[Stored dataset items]
+ + + + +
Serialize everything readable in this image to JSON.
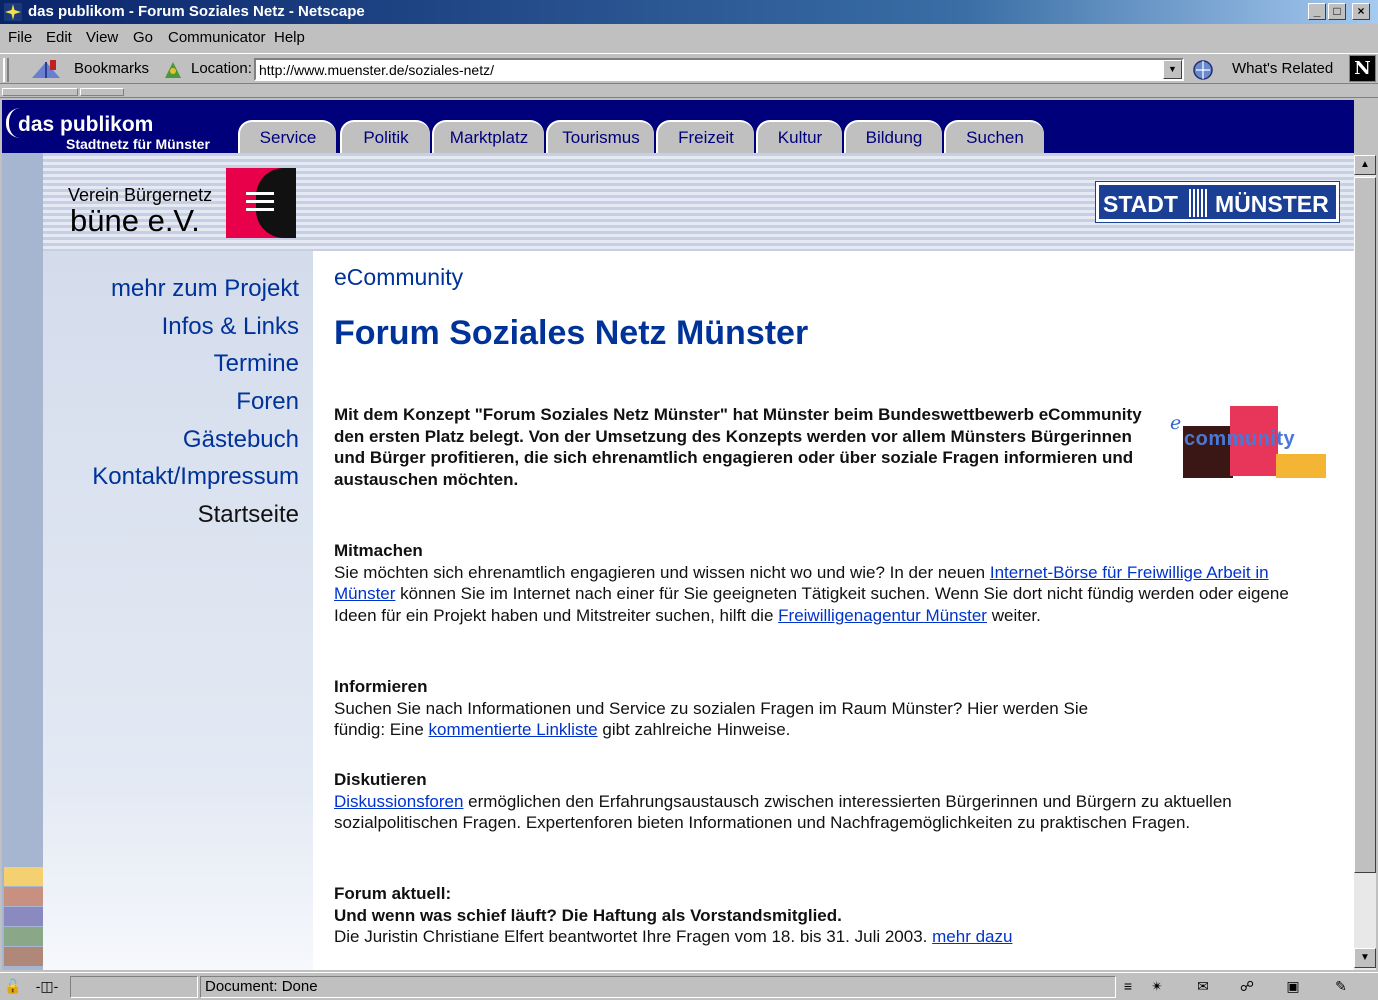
{
  "window": {
    "title": "das publikom - Forum Soziales Netz - Netscape",
    "buttons": [
      "minimize-button",
      "maximize-button",
      "close-button"
    ]
  },
  "menu": [
    "File",
    "Edit",
    "View",
    "Go",
    "Communicator",
    "Help"
  ],
  "toolbar": {
    "bookmarks_label": "Bookmarks",
    "location_label": "Location:",
    "url": "http://www.muenster.de/soziales-netz/",
    "related_label": "What's Related",
    "netscape_logo": "N"
  },
  "site": {
    "logo_main": "das publikom",
    "logo_sub": "Stadtnetz für Münster",
    "nav_tabs": [
      "Service",
      "Politik",
      "Marktplatz",
      "Tourismus",
      "Freizeit",
      "Kultur",
      "Bildung",
      "Suchen"
    ],
    "verein_line1": "Verein Bürgernetz",
    "verein_line2": "büne e.V.",
    "stadt_left": "STADT",
    "stadt_right": "MÜNSTER"
  },
  "sidebar": {
    "items": [
      "mehr zum Projekt",
      "Infos & Links",
      "Termine",
      "Foren",
      "Gästebuch",
      "Kontakt/Impressum",
      "Startseite"
    ]
  },
  "main": {
    "subtitle": "eCommunity",
    "title": "Forum Soziales Netz Münster",
    "intro": "Mit dem Konzept \"Forum Soziales Netz Münster\" hat Münster beim Bundeswettbewerb eCommunity den ersten Platz belegt. Von der Umsetzung des Konzepts werden vor allem Münsters Bürgerinnen und Bürger profitieren, die sich ehrenamtlich engagieren oder über soziale Fragen informieren und austauschen möchten.",
    "ecommunity_logo_e": "e",
    "ecommunity_logo_text": "community",
    "sections": {
      "mitmachen": {
        "heading": "Mitmachen",
        "text1": "Sie möchten sich ehrenamtlich engagieren und wissen nicht wo und wie? In der neuen ",
        "link1": "Internet-Börse für Freiwillige Arbeit in Münster",
        "text2": " können Sie im Internet nach einer für Sie geeigneten Tätigkeit suchen. Wenn Sie dort nicht fündig werden oder eigene Ideen für ein Projekt haben und Mitstreiter suchen, hilft die ",
        "link2": "Freiwilligenagentur Münster",
        "text3": " weiter."
      },
      "informieren": {
        "heading": "Informieren",
        "text1": "Suchen Sie nach Informationen und Service zu sozialen Fragen im Raum Münster? Hier werden Sie fündig: Eine ",
        "link1": "kommentierte Linkliste",
        "text2": " gibt zahlreiche Hinweise."
      },
      "diskutieren": {
        "heading": "Diskutieren",
        "link1": "Diskussionsforen",
        "text1": " ermöglichen den Erfahrungsaustausch zwischen interessierten Bürgerinnen und Bürgern zu aktuellen sozialpolitischen Fragen. Expertenforen bieten Informationen und Nachfragemöglichkeiten zu praktischen Fragen."
      },
      "aktuell": {
        "heading": "Forum aktuell:",
        "subheading": "Und wenn was schief läuft? Die Haftung als Vorstandsmitglied.",
        "text1": "Die Juristin Christiane Elfert beantwortet Ihre Fragen vom 18. bis 31. Juli 2003. ",
        "link1": "mehr dazu"
      }
    }
  },
  "status": {
    "text": "Document: Done"
  },
  "colors": {
    "site_header": "#00007b",
    "link": "#0033cc",
    "nav_text": "#003399"
  }
}
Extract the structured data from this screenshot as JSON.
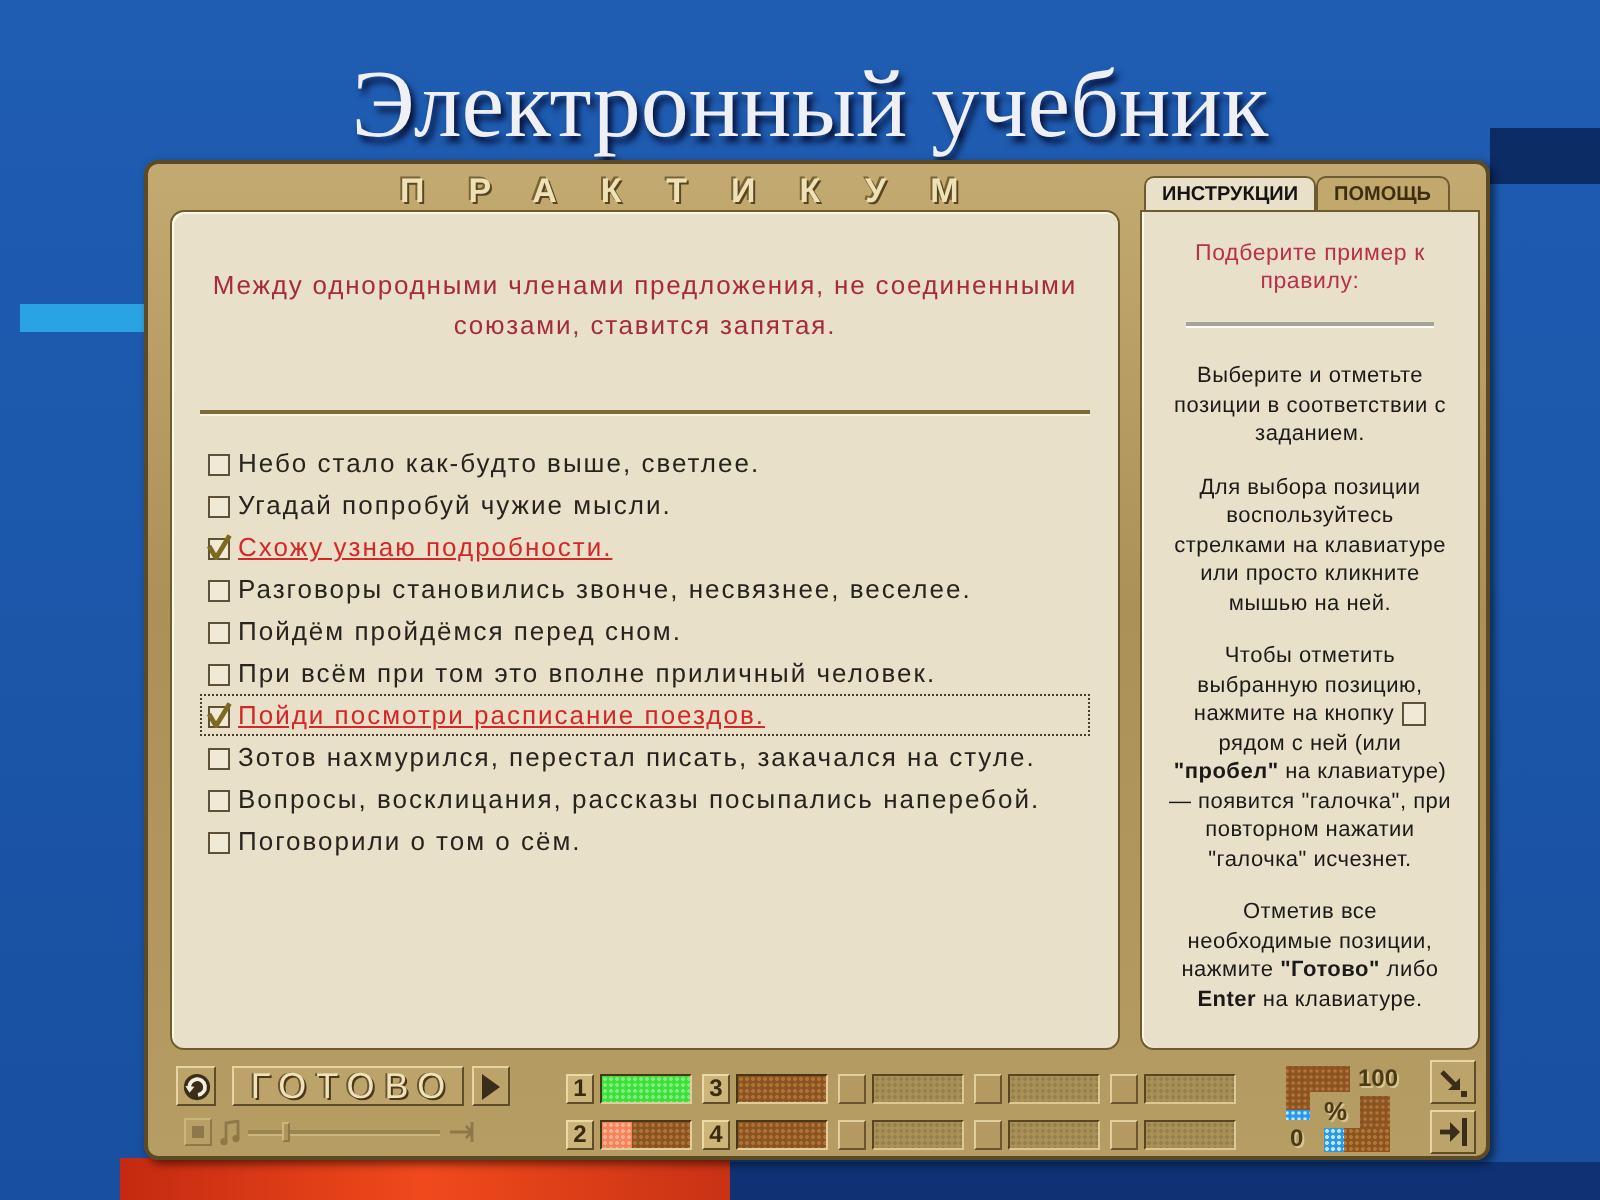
{
  "slide": {
    "title": "Электронный учебник"
  },
  "app": {
    "header": "ПРАКТИКУМ",
    "tabs": [
      {
        "label": "ИНСТРУКЦИИ",
        "selected": true
      },
      {
        "label": "ПОМОЩЬ",
        "selected": false
      }
    ]
  },
  "task": {
    "rule": "Между однородными членами предложения, не соединенными союзами, ставится запятая.",
    "options": [
      {
        "text": "Небо стало как-будто выше, светлее.",
        "checked": false,
        "focused": false
      },
      {
        "text": "Угадай попробуй чужие мысли.",
        "checked": false,
        "focused": false
      },
      {
        "text": "Схожу узнаю подробности.",
        "checked": true,
        "focused": false
      },
      {
        "text": "Разговоры становились звонче, несвязнее, веселее.",
        "checked": false,
        "focused": false
      },
      {
        "text": "Пойдём пройдёмся перед сном.",
        "checked": false,
        "focused": false
      },
      {
        "text": "При всём при том это вполне приличный человек.",
        "checked": false,
        "focused": false
      },
      {
        "text": "Пойди посмотри расписание поездов.",
        "checked": true,
        "focused": true
      },
      {
        "text": "Зотов нахмурился, перестал писать, закачался на стуле.",
        "checked": false,
        "focused": false
      },
      {
        "text": "Вопросы, восклицания, рассказы посыпались наперебой.",
        "checked": false,
        "focused": false
      },
      {
        "text": "Поговорили о том о сём.",
        "checked": false,
        "focused": false
      }
    ]
  },
  "instructions": {
    "heading": "Подберите пример к правилу:",
    "paragraphs": [
      {
        "kind": "text",
        "text": "Выберите и отметьте позиции в соответствии с заданием."
      },
      {
        "kind": "text",
        "text": "Для выбора позиции воспользуйтесь стрелками на клавиатуре или просто кликните мышью на ней."
      },
      {
        "kind": "checkbox_hint",
        "before": "Чтобы отметить выбранную позицию,",
        "button_line": "нажмите на кнопку",
        "after": "рядом с ней (или **\"пробел\"** на клавиатуре) — появится \"галочка\", при повторном нажатии \"галочка\" исчезнет."
      },
      {
        "kind": "text",
        "text": "Отметив все необходимые позиции, нажмите **\"Готово\"** либо **Enter** на клавиатуре."
      }
    ]
  },
  "toolbar": {
    "done_button": "ГОТОВО",
    "player": {
      "disabled": true,
      "level": 0.2
    },
    "counters": [
      {
        "label": "1",
        "level": 1,
        "color": "#3ee03a"
      },
      {
        "label": "2",
        "level": 0.35,
        "color": "#f4845a"
      },
      {
        "label": "3"
      },
      {
        "label": "4"
      }
    ],
    "score": {
      "max": "100",
      "sign": "%",
      "min": "0",
      "level": 0.3
    }
  }
}
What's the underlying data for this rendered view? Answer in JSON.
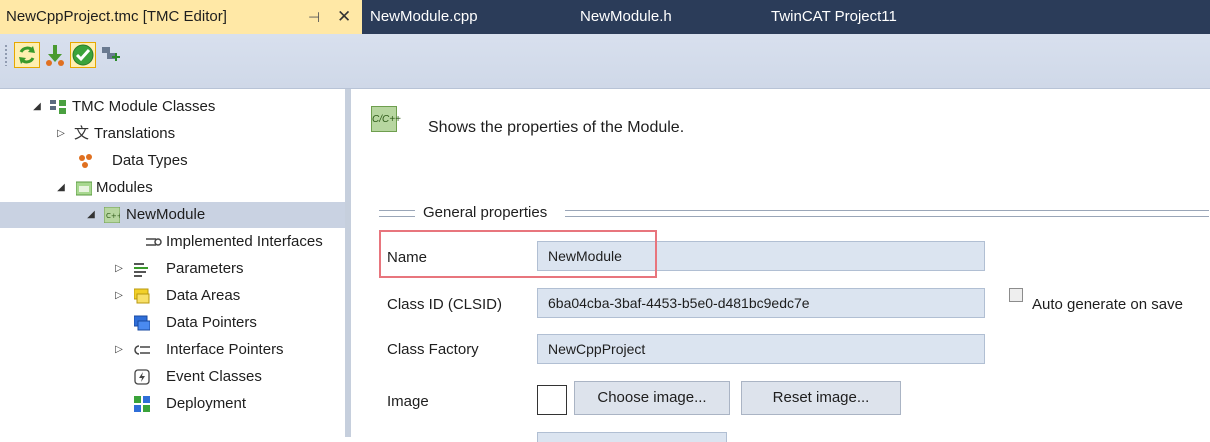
{
  "tabs": [
    {
      "label": "NewCppProject.tmc [TMC Editor]",
      "active": true
    },
    {
      "label": "NewModule.cpp",
      "active": false
    },
    {
      "label": "NewModule.h",
      "active": false
    },
    {
      "label": "TwinCAT Project11",
      "active": false
    }
  ],
  "tab_controls": {
    "pin": "⊣",
    "close": "✕"
  },
  "toolbar": {
    "buttons": [
      "refresh-icon",
      "update-transfer-icon",
      "check-icon",
      "add-module-icon"
    ]
  },
  "tree": {
    "root": {
      "label": "TMC Module Classes",
      "expanded": true
    },
    "translations": {
      "label": "Translations"
    },
    "data_types": {
      "label": "Data Types"
    },
    "modules": {
      "label": "Modules",
      "expanded": true
    },
    "new_module": {
      "label": "NewModule",
      "selected": true,
      "expanded": true
    },
    "children": {
      "implemented_interfaces": "Implemented Interfaces",
      "parameters": "Parameters",
      "data_areas": "Data Areas",
      "data_pointers": "Data Pointers",
      "interface_pointers": "Interface Pointers",
      "event_classes": "Event Classes",
      "deployment": "Deployment"
    }
  },
  "panel": {
    "icon_text": "C/C++",
    "description": "Shows the properties of the Module.",
    "group_title": "General properties",
    "name_label": "Name",
    "name_value": "NewModule",
    "class_id_label": "Class ID (CLSID)",
    "class_id_value": "6ba04cba-3baf-4453-b5e0-d481bc9edc7e",
    "auto_generate_label": "Auto generate on save",
    "auto_generate_checked": false,
    "class_factory_label": "Class Factory",
    "class_factory_value": "NewCppProject",
    "image_label": "Image",
    "choose_image_button": "Choose image...",
    "reset_image_button": "Reset image..."
  },
  "colors": {
    "tabbar_bg": "#2b3c59",
    "active_tab_bg": "#ffe8a6",
    "toolbar_bg": "#d3dceb",
    "selected_row_bg": "#c9d2e2",
    "field_bg": "#dbe4f0",
    "highlight": "#e8757d"
  }
}
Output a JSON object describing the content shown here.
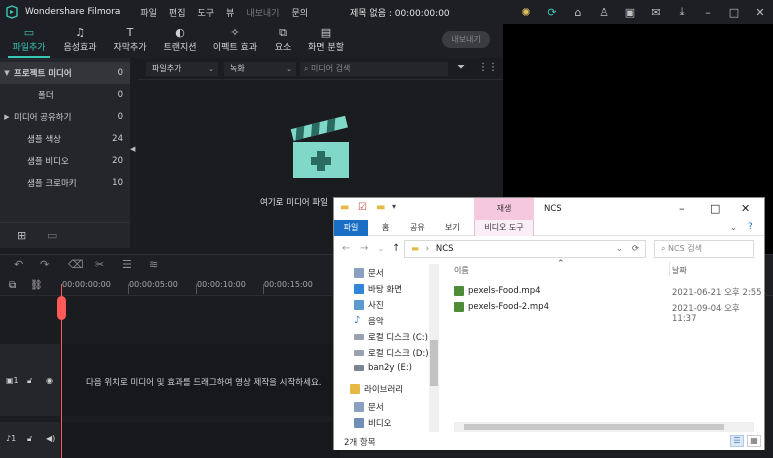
{
  "app": {
    "name": "Wondershare Filmora",
    "menu": [
      "파일",
      "편집",
      "도구",
      "뷰",
      "내보내기",
      "문의"
    ],
    "project_title": "제목 없음 : 00:00:00:00",
    "title_icons": [
      "bulb-icon",
      "sync-icon",
      "gift-icon",
      "user-icon",
      "save-icon",
      "mail-icon",
      "download-icon",
      "minimize-icon",
      "maximize-icon",
      "close-icon"
    ]
  },
  "tabs": [
    {
      "label": "파일추가",
      "icon": "folder-icon",
      "active": true
    },
    {
      "label": "음성효과",
      "icon": "music-icon",
      "active": false
    },
    {
      "label": "자막추가",
      "icon": "text-icon",
      "active": false
    },
    {
      "label": "트랜지션",
      "icon": "transition-icon",
      "active": false
    },
    {
      "label": "이펙트 효과",
      "icon": "effects-icon",
      "active": false
    },
    {
      "label": "요소",
      "icon": "elements-icon",
      "active": false
    },
    {
      "label": "화면 분할",
      "icon": "split-screen-icon",
      "active": false
    }
  ],
  "export_label": "내보내기",
  "sidebar": {
    "items": [
      {
        "label": "프로젝트 미디어",
        "count": "0",
        "expanded": true,
        "selected": true
      },
      {
        "label": "폴더",
        "count": "0",
        "indent": true
      },
      {
        "label": "미디어 공유하기",
        "count": "0",
        "collapsed": true
      },
      {
        "label": "샘플 색상",
        "count": "24"
      },
      {
        "label": "샘플 비디오",
        "count": "20"
      },
      {
        "label": "샘플 크로마키",
        "count": "10"
      }
    ]
  },
  "media": {
    "import_dropdown": "파일추가",
    "record_dropdown": "녹화",
    "search_placeholder": "미디어 검색",
    "drop_text": "여기로 미디어 파일"
  },
  "timeline": {
    "timecodes": [
      "00:00:00:00",
      "00:00:05:00",
      "00:00:10:00",
      "00:00:15:00"
    ],
    "hint": "다음 위치로 미디어 및 효과를 드래그하여 영상 제작을 시작하세요."
  },
  "explorer": {
    "title": "NCS",
    "context_tab": "재생",
    "ribbon_tabs": [
      "파일",
      "홈",
      "공유",
      "보기",
      "비디오 도구"
    ],
    "address": "NCS",
    "search_placeholder": "NCS 검색",
    "nav_items": [
      "문서",
      "바탕 화면",
      "사진",
      "음악",
      "로컬 디스크 (C:)",
      "로컬 디스크 (D:)",
      "ban2y (E:)",
      "라이브러리",
      "문서",
      "비디오"
    ],
    "col_name": "이름",
    "col_date": "날짜",
    "files": [
      {
        "name": "pexels-Food.mp4",
        "date": "2021-06-21 오후 2:55"
      },
      {
        "name": "pexels-Food-2.mp4",
        "date": "2021-09-04 오후 11:37"
      }
    ],
    "status": "2개 항목"
  }
}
+ + + + +
**Set exercise**. Look through the listing above. Pick out each line with "this" and copy it.

**Written solution**.
Serialize everything readable in this image to JSON.
Extract the structured data from this screenshot as JSON.
What's the underlying data for this rendered view? Answer in JSON.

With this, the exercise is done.